# TASK PROMPT:
Scan the data for lines with "temperatures" and report the count by itself.

## start DATA SECTION

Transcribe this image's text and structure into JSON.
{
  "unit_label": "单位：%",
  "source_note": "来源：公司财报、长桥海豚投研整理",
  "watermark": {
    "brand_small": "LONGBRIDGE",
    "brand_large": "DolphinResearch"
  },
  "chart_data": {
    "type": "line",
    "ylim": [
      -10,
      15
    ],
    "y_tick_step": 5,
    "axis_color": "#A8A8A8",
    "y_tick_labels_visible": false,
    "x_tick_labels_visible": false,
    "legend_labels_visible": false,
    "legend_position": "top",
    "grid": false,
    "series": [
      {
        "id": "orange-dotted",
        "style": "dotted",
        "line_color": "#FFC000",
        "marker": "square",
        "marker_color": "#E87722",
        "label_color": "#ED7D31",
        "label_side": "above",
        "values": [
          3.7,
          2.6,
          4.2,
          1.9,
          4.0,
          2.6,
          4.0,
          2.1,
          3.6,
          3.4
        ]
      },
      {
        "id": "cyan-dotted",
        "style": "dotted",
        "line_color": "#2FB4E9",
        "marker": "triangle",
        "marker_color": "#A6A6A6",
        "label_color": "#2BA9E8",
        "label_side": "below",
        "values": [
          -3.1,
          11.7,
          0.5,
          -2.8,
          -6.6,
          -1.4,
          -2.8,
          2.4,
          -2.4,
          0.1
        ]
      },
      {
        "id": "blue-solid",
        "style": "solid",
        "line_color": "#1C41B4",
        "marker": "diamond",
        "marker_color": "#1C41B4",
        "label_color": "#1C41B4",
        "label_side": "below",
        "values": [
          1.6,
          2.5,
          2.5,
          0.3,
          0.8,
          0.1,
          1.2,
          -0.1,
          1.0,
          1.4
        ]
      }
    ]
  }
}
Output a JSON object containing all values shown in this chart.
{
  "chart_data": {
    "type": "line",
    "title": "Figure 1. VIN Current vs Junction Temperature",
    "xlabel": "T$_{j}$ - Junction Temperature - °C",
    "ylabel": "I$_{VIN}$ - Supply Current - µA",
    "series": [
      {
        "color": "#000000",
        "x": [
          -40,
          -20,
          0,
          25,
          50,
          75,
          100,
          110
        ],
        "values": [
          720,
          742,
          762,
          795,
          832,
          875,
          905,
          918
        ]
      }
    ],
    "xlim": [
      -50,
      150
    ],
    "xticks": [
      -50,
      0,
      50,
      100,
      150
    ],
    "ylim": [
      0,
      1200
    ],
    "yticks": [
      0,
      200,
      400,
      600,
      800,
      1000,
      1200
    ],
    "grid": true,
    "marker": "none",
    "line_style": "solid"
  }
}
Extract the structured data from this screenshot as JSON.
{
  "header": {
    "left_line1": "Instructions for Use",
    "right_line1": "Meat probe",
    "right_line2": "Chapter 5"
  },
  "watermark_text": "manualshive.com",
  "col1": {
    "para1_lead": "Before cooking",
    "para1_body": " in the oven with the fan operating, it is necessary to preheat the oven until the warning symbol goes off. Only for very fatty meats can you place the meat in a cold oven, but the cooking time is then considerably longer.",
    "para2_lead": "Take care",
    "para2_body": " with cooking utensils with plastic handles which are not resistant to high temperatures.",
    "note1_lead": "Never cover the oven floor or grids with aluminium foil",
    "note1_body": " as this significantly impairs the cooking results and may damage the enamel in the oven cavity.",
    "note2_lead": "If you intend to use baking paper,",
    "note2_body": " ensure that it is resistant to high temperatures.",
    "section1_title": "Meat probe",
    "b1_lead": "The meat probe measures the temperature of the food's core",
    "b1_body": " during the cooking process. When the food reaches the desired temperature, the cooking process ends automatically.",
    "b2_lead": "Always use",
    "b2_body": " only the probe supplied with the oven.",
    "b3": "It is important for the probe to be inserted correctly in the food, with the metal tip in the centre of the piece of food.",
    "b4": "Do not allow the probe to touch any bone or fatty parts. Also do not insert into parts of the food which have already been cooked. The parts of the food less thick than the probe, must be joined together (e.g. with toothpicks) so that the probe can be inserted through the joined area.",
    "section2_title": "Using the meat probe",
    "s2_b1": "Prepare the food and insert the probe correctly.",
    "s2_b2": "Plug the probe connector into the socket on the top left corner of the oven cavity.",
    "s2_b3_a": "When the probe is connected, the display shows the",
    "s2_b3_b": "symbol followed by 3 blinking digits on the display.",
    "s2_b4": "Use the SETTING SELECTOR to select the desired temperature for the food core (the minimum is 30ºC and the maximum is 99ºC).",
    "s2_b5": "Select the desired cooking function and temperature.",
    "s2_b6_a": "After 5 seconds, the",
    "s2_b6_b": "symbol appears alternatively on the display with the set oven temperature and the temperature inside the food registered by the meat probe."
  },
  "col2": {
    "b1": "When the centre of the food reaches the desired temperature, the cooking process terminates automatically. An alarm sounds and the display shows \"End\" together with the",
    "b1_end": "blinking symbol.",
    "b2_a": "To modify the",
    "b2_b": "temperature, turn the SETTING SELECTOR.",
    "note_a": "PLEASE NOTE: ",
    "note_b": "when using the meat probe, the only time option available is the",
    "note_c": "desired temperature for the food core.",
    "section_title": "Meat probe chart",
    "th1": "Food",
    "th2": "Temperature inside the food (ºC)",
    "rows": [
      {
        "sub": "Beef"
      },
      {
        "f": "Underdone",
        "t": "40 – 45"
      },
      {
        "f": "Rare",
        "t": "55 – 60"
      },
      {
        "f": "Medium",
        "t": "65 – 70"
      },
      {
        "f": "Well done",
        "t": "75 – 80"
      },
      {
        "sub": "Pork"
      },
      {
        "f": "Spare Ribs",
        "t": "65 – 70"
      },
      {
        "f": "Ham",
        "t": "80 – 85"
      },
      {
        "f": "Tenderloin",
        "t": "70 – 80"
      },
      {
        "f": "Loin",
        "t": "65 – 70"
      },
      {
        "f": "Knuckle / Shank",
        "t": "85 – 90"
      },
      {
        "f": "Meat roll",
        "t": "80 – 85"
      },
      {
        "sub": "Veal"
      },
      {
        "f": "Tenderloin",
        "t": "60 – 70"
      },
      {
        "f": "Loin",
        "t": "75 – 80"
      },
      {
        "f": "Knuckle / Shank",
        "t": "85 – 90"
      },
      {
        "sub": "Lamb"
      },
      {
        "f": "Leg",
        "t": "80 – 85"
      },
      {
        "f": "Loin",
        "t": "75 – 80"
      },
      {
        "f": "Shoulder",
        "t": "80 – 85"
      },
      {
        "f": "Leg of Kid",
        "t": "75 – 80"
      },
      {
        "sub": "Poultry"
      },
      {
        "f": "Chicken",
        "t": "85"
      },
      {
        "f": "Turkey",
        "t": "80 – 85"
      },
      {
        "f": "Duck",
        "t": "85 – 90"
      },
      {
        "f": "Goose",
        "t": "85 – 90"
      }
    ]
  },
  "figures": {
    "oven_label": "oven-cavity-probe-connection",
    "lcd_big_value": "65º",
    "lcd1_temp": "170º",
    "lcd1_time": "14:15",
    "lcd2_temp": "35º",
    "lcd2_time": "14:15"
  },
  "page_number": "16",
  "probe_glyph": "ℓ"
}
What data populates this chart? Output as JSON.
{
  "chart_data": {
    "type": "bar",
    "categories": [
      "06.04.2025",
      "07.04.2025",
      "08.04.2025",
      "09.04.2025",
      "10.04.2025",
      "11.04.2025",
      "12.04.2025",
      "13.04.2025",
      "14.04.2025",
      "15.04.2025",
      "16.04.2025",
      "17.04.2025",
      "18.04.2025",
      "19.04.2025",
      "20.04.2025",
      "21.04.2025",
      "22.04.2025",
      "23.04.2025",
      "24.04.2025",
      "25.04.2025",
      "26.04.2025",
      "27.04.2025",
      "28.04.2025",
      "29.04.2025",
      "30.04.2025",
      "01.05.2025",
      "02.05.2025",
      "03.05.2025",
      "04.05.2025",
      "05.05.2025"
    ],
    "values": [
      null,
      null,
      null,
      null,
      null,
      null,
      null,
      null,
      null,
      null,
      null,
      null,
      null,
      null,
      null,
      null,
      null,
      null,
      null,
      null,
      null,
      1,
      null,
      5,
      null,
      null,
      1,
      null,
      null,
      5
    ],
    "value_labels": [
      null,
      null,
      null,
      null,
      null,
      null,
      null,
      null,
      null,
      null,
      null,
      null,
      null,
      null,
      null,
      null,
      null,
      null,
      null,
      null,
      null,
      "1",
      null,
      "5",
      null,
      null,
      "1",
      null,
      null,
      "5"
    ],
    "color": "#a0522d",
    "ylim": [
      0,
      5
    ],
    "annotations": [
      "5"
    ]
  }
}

## end DATA SECTION

# OUTPUT OF THE EXERCISE:
2